Extract all lines that hold the string "type".

* _Supplied material_:
════════════════

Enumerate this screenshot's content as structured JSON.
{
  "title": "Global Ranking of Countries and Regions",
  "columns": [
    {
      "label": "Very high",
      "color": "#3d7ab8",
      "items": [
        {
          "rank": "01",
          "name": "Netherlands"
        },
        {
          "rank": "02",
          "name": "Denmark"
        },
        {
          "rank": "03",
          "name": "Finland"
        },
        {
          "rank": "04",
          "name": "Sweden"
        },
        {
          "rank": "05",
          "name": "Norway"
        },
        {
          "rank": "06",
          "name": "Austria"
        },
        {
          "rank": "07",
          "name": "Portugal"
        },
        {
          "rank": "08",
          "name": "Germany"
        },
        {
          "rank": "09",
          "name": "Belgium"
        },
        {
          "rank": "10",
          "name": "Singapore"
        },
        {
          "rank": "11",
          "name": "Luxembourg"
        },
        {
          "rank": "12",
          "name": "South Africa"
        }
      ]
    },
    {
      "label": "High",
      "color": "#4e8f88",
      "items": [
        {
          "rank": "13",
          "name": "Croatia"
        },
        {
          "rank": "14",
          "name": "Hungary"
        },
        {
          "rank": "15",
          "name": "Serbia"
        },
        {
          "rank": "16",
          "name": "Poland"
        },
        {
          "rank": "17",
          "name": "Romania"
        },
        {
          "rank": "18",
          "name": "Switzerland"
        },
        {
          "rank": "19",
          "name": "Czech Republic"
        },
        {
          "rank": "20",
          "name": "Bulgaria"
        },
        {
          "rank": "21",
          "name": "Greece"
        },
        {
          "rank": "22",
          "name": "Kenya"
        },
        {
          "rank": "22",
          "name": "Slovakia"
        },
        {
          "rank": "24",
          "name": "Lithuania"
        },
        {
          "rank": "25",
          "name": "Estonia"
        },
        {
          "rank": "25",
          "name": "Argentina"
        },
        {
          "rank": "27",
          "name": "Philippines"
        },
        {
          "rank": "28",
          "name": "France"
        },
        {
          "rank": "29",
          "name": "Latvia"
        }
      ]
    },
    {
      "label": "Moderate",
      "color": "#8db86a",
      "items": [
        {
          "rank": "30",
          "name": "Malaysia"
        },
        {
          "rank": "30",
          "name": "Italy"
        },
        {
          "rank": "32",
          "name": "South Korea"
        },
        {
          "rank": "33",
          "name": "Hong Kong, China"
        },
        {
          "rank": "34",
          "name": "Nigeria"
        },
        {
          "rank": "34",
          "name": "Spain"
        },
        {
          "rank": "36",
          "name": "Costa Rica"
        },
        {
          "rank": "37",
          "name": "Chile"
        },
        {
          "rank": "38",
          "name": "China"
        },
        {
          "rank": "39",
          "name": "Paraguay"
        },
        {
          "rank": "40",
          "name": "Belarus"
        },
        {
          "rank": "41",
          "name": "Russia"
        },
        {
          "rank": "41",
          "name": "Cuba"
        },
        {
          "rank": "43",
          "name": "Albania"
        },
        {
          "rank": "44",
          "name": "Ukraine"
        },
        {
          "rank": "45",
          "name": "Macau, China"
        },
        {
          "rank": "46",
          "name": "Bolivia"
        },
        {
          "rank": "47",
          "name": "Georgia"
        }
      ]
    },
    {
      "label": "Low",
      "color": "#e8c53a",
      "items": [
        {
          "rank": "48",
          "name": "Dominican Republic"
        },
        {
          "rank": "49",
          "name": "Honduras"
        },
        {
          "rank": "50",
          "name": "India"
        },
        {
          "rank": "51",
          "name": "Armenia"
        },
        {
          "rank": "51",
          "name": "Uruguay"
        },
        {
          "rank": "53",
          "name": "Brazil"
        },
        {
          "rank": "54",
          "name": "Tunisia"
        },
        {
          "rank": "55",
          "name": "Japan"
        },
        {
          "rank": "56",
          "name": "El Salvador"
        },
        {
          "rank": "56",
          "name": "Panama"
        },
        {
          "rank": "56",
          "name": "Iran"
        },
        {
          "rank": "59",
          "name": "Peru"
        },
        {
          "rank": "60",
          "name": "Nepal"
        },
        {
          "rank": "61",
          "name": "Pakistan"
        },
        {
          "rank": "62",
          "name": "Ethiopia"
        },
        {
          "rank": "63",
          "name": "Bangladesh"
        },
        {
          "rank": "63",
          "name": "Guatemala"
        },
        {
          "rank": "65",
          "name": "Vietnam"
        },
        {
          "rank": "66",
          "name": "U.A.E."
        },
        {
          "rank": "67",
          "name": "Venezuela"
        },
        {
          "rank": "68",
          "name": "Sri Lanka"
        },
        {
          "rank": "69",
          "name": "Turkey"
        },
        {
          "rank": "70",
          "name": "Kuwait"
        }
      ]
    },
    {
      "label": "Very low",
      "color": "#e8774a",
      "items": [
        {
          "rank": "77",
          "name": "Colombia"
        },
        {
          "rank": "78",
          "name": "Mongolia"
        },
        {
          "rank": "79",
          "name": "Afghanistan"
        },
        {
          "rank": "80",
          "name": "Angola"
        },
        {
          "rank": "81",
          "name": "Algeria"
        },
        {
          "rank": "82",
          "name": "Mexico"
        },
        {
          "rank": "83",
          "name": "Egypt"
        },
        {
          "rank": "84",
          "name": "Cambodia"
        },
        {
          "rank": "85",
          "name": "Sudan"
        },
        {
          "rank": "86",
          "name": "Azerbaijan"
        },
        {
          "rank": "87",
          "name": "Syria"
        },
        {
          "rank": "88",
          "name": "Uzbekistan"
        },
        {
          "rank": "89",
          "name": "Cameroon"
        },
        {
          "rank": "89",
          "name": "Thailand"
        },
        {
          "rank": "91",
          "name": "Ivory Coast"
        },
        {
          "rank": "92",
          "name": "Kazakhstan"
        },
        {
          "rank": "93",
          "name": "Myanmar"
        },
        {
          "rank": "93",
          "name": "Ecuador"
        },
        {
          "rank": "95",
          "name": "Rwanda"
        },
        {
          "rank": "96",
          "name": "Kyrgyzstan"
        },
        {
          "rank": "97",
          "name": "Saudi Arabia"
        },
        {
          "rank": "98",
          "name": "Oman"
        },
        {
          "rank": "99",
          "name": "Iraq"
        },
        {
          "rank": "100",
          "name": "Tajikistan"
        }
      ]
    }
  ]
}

════════════════

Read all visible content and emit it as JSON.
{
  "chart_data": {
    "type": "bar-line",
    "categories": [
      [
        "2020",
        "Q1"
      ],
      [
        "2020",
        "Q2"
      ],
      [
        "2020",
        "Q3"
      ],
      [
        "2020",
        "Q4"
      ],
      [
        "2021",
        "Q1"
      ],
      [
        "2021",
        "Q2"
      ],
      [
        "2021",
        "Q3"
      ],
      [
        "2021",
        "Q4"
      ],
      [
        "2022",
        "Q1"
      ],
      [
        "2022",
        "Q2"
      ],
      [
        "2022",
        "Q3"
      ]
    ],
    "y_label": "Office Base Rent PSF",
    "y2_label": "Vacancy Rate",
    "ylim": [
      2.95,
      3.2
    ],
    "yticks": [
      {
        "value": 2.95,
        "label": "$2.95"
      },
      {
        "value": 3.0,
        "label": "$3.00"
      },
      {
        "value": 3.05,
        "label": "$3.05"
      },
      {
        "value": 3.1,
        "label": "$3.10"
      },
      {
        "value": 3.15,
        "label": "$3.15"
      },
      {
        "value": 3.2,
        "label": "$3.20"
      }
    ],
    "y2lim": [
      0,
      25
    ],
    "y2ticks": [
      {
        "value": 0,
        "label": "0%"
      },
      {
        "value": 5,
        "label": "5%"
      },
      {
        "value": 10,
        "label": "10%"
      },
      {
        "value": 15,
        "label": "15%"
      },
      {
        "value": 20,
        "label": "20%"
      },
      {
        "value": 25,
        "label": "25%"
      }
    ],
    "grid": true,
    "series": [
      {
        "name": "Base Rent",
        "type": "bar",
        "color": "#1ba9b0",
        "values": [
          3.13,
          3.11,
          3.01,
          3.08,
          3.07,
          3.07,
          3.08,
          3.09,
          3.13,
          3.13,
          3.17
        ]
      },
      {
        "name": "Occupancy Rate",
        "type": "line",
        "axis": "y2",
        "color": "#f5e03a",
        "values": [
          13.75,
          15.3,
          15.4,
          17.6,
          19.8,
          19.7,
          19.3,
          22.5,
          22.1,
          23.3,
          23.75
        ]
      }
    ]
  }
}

════════════════

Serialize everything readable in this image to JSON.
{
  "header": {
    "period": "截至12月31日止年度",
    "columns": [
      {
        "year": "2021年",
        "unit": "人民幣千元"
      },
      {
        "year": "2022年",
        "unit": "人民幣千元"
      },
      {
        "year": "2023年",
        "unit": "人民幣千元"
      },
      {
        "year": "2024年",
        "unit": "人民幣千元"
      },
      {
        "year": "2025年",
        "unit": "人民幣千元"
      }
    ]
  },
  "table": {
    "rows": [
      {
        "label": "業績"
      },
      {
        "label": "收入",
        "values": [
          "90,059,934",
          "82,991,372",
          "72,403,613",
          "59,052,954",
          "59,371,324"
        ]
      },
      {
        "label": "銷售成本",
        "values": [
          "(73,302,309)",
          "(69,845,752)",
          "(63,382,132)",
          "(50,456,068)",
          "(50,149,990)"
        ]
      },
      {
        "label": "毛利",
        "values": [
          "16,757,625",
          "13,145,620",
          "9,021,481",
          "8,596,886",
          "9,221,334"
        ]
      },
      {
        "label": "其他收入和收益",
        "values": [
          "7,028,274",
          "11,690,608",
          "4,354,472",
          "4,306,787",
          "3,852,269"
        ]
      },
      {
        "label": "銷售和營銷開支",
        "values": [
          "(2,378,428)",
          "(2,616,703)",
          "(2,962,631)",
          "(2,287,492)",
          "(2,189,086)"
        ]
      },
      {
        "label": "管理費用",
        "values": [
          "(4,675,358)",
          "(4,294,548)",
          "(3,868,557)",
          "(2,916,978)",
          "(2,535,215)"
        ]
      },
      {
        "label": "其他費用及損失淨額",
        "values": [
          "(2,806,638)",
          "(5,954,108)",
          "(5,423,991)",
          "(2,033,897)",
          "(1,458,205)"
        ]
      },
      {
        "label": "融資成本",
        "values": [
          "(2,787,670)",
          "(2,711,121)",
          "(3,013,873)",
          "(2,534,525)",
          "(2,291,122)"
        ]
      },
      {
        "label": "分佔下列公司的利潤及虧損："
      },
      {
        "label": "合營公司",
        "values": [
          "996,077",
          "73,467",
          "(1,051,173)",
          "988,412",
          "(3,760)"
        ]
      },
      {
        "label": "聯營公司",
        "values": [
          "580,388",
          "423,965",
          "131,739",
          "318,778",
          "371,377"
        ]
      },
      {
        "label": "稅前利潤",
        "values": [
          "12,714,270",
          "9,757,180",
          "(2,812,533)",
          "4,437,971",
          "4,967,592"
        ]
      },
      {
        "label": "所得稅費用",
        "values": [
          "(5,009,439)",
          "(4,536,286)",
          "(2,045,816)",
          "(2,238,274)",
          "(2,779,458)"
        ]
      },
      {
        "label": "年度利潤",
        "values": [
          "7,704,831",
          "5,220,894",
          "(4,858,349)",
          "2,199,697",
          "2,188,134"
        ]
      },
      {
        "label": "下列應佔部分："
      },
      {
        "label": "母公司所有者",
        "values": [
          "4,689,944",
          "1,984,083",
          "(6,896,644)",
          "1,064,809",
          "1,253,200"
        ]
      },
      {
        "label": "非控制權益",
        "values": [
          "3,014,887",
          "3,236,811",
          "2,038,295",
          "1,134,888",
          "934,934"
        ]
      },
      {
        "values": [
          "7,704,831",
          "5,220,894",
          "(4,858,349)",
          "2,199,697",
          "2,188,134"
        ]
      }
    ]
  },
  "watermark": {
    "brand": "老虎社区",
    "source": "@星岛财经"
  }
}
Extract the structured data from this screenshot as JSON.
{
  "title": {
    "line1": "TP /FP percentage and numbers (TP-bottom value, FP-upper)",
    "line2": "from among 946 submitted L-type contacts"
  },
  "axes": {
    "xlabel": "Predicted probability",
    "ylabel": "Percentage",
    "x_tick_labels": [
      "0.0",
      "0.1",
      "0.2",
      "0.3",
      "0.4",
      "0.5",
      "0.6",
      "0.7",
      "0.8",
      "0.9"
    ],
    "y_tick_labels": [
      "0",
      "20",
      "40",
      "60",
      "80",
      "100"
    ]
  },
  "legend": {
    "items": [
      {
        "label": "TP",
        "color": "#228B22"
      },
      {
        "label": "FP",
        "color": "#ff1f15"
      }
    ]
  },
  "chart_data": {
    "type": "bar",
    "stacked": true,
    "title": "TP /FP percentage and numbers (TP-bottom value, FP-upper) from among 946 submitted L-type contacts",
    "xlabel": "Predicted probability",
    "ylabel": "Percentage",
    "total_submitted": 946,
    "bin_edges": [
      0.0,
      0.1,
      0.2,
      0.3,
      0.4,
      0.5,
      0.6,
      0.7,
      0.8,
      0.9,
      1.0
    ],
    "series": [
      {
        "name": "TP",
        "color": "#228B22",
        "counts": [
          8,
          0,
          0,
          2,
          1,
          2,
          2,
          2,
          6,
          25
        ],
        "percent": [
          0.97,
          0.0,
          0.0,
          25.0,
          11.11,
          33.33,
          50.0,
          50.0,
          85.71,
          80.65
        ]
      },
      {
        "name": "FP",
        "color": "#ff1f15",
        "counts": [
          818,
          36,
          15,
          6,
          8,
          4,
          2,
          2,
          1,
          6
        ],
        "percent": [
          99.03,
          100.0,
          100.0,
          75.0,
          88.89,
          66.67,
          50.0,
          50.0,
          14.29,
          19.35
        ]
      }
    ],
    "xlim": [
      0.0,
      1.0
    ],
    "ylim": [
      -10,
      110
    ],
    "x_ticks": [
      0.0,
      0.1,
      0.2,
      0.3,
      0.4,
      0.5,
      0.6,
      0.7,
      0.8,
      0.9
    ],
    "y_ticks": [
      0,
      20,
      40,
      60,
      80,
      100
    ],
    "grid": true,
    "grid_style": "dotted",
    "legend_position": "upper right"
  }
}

════════════════

* _Finished answer_:
    "type": "bar-line",
        "type": "bar",
        "type": "line",
    "line2": "from among 946 submitted L-type contacts"
    "type": "bar",
    "title": "TP /FP percentage and numbers (TP-bottom value, FP-upper) from among 946 submitted L-type contacts",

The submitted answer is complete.